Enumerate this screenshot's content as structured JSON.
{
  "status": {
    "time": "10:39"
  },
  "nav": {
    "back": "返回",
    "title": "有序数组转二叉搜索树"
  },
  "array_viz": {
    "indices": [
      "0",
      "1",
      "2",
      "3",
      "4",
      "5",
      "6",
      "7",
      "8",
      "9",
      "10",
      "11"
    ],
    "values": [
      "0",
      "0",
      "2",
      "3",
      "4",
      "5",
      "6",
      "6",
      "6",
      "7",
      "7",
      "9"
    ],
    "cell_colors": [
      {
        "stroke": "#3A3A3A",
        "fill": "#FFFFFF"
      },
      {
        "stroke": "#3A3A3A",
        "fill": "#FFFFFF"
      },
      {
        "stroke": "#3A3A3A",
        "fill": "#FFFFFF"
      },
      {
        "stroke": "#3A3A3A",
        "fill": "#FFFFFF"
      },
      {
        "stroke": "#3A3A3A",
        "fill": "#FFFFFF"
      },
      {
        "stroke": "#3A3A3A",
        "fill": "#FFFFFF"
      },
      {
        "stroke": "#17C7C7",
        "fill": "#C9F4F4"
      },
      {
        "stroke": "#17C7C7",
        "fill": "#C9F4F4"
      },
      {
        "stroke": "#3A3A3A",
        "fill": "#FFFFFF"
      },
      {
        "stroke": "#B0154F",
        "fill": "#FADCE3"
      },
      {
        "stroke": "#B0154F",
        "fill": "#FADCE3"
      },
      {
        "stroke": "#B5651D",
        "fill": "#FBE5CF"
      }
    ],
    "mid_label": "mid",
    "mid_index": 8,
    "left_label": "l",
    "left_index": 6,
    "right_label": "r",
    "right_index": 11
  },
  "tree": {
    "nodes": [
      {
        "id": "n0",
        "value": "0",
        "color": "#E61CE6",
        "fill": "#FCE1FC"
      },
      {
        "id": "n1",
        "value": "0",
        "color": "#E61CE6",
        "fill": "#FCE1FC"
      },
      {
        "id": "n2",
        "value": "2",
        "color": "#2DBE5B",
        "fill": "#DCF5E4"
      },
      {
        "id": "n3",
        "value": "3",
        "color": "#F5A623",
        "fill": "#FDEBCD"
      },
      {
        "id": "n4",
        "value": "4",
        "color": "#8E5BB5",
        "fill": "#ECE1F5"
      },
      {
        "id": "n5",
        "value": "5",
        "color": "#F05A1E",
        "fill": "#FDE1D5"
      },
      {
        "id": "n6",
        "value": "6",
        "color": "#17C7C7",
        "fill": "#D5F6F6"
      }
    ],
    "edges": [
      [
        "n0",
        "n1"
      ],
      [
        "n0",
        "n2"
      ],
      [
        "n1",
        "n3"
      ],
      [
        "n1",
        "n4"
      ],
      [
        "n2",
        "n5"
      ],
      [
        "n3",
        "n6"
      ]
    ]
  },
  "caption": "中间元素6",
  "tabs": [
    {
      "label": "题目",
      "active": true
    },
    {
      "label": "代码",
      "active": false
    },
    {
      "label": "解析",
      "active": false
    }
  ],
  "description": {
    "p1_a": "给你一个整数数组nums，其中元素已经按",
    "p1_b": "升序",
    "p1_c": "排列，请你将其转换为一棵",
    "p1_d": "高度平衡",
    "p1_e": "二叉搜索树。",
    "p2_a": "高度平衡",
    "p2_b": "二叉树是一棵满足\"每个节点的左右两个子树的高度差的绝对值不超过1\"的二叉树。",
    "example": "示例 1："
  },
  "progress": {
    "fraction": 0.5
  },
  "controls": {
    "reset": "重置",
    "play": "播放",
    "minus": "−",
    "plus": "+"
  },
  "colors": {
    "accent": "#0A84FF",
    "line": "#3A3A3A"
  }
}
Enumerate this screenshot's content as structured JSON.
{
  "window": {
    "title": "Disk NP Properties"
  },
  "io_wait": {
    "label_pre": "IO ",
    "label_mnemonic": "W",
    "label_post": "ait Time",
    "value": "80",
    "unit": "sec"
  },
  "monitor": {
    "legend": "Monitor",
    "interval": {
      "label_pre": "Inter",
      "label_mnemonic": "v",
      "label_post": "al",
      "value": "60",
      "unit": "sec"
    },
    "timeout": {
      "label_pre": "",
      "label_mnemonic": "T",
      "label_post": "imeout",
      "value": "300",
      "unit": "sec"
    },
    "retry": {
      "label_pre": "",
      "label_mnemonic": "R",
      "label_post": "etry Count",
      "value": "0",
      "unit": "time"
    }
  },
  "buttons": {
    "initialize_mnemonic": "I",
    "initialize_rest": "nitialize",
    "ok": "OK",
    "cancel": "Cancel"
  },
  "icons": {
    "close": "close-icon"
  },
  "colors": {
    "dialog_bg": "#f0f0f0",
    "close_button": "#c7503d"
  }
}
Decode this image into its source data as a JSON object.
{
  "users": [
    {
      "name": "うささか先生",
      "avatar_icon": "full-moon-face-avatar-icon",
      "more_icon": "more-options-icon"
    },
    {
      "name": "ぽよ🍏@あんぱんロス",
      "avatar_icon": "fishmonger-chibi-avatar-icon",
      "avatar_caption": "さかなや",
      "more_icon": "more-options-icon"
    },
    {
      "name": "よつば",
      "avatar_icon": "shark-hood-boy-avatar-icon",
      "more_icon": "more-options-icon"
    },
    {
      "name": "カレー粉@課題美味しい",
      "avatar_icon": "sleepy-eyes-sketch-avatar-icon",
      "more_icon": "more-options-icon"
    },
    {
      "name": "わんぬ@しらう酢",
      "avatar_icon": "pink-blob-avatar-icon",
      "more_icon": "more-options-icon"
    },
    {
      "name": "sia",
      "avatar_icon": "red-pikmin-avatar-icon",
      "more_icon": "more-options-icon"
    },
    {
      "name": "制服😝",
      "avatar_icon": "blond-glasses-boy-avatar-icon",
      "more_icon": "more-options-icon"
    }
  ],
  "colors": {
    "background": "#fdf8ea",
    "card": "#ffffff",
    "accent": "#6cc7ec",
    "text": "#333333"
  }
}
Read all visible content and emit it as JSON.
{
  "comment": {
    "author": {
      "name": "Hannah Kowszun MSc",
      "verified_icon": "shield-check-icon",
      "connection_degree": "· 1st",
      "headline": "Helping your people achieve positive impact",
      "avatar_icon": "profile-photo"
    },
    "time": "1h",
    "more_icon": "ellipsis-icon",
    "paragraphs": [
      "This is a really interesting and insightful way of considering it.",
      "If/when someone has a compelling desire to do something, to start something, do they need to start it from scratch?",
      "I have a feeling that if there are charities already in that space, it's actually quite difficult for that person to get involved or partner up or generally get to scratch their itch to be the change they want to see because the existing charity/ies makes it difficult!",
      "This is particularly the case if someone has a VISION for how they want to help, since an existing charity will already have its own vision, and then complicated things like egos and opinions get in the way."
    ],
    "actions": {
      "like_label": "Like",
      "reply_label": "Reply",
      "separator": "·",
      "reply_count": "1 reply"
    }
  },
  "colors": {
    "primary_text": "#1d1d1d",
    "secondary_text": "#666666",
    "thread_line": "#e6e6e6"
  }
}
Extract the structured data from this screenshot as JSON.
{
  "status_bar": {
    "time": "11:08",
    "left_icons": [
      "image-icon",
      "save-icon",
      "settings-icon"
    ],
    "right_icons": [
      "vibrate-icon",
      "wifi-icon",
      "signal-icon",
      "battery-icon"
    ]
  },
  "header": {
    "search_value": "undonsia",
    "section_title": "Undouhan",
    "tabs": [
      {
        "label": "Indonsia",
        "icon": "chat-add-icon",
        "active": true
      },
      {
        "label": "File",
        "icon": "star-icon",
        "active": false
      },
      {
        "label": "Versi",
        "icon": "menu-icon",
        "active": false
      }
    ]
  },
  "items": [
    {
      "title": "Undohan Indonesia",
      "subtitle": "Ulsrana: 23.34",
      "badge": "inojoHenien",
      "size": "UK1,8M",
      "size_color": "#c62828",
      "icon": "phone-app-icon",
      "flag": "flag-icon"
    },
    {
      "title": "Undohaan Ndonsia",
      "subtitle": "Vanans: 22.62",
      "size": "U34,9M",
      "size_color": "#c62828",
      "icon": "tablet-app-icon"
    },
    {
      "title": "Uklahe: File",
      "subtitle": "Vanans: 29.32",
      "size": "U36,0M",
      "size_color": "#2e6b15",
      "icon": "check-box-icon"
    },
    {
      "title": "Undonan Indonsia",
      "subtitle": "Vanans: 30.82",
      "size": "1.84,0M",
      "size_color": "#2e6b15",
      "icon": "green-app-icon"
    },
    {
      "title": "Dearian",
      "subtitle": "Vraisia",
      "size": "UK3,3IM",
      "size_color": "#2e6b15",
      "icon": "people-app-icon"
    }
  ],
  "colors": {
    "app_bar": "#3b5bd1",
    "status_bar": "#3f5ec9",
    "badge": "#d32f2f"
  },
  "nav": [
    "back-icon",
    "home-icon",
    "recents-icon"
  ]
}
•••••
> _Directions_
Find the lines containing "existing" and list every one of them.

> _Answer to the problem_
      "I have a feeling that if there are charities already in that space, it's actually quite difficult for that person to get involved or partner up or generally get to scratch their itch to be the change they want to see because the existing charity/ies makes it difficult!",
      "This is particularly the case if someone has a VISION for how they want to help, since an existing charity will already have its own vision, and then complicated things like egos and opinions get in the way."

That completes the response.